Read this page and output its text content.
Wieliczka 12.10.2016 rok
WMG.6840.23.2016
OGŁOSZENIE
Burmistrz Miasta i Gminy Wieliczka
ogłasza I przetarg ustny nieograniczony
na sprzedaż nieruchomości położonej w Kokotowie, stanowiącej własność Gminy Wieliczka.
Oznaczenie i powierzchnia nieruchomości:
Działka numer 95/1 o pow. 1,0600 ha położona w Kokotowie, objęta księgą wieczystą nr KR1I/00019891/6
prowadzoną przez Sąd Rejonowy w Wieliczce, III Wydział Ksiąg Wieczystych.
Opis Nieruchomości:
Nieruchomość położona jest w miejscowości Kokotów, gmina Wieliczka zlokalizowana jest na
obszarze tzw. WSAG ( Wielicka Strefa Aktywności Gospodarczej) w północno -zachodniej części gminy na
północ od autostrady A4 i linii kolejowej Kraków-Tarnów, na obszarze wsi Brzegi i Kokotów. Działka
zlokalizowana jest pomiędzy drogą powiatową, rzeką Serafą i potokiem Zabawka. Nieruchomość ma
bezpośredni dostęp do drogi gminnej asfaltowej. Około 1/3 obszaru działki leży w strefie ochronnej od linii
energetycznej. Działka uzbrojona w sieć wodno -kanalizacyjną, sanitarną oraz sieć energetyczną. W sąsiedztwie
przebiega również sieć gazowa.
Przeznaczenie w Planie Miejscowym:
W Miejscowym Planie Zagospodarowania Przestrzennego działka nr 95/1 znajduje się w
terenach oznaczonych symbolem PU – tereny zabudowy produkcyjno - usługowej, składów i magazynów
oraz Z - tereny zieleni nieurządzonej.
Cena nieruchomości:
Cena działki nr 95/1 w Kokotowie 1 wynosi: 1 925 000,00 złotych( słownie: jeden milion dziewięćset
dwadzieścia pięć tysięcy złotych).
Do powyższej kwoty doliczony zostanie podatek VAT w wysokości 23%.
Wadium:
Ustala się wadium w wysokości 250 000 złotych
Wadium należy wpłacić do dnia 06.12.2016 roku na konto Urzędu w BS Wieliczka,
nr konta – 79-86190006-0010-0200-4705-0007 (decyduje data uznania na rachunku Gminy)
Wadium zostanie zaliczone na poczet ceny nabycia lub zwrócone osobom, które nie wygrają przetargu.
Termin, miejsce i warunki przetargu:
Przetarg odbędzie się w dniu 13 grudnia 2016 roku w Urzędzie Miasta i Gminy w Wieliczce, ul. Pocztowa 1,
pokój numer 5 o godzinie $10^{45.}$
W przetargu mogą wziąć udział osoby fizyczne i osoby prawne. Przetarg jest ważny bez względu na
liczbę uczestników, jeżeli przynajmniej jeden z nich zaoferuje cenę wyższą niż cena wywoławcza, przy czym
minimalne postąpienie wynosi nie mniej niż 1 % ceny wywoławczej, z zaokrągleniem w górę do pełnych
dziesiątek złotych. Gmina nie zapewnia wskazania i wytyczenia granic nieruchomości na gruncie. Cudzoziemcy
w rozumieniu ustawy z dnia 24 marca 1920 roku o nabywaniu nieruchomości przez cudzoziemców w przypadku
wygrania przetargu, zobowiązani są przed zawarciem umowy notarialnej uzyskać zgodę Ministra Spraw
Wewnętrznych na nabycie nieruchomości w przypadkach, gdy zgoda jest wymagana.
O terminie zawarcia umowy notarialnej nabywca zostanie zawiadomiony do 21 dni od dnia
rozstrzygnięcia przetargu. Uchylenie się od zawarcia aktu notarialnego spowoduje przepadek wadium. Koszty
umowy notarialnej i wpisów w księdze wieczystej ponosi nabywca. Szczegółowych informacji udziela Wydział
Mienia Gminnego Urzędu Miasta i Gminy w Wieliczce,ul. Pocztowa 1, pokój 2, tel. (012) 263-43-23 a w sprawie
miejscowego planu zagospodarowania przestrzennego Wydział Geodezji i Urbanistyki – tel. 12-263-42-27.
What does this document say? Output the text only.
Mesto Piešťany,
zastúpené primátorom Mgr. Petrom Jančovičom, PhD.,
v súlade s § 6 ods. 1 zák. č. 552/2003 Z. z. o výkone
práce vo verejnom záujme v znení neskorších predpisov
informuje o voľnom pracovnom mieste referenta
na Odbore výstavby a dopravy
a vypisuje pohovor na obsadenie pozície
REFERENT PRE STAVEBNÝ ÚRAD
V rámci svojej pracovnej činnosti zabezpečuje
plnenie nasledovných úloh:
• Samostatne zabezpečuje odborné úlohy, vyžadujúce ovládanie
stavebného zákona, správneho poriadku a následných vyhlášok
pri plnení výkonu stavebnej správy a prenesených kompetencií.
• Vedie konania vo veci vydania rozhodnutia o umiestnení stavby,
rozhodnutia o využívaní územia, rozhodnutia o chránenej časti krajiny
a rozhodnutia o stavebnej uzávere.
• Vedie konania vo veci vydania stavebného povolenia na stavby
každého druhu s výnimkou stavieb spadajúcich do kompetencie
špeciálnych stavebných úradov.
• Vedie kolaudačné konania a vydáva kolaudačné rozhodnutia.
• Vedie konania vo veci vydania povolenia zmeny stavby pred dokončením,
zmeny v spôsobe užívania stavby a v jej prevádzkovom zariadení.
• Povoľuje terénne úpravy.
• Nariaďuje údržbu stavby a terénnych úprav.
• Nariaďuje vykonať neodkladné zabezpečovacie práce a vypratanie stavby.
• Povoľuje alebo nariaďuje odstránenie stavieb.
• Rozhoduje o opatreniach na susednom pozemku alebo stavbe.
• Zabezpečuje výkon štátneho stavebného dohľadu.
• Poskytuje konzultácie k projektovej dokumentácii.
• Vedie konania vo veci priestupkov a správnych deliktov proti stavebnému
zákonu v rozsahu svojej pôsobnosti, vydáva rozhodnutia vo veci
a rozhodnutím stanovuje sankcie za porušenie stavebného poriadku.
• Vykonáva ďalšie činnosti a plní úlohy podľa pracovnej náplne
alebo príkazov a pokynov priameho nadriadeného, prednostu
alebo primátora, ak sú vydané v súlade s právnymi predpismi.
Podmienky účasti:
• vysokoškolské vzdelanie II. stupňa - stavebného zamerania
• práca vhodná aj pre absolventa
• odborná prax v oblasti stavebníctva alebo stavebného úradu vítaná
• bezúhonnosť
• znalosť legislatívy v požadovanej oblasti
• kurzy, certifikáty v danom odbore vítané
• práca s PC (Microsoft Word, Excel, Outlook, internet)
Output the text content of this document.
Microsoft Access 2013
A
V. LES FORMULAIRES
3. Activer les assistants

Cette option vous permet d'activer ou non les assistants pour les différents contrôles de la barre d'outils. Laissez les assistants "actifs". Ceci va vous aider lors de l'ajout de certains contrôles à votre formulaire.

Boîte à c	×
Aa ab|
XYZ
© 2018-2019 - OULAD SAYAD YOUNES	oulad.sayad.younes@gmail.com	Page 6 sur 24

——

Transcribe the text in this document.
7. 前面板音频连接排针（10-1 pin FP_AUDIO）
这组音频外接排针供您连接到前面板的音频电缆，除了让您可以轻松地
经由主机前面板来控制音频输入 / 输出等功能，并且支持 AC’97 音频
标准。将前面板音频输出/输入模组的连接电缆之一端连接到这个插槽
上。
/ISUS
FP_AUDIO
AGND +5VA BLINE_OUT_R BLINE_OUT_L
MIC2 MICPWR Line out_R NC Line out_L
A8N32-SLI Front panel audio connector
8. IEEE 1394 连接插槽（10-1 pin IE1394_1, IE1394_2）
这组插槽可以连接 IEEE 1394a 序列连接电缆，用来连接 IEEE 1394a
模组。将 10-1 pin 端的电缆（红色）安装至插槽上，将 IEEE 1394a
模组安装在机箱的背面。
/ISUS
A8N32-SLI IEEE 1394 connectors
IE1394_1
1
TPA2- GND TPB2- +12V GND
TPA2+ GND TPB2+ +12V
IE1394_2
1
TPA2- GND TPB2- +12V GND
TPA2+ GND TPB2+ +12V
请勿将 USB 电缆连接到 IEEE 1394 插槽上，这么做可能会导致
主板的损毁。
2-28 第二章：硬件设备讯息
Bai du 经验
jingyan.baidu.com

——

SHORT TASK: Report each line in the preceding entries that holds the string "notarialnej".

ANSWER TO THIS PROBLEM:
wygrania przetargu, zobowiązani są przed zawarciem umowy notarialnej uzyskać zgodę Ministra Spraw
O terminie zawarcia umowy notarialnej nabywca zostanie zawiadomiony do 21 dni od dnia
umowy notarialnej i wpisów w księdze wieczystej ponosi nabywca. Szczegółowych informacji udziela Wydział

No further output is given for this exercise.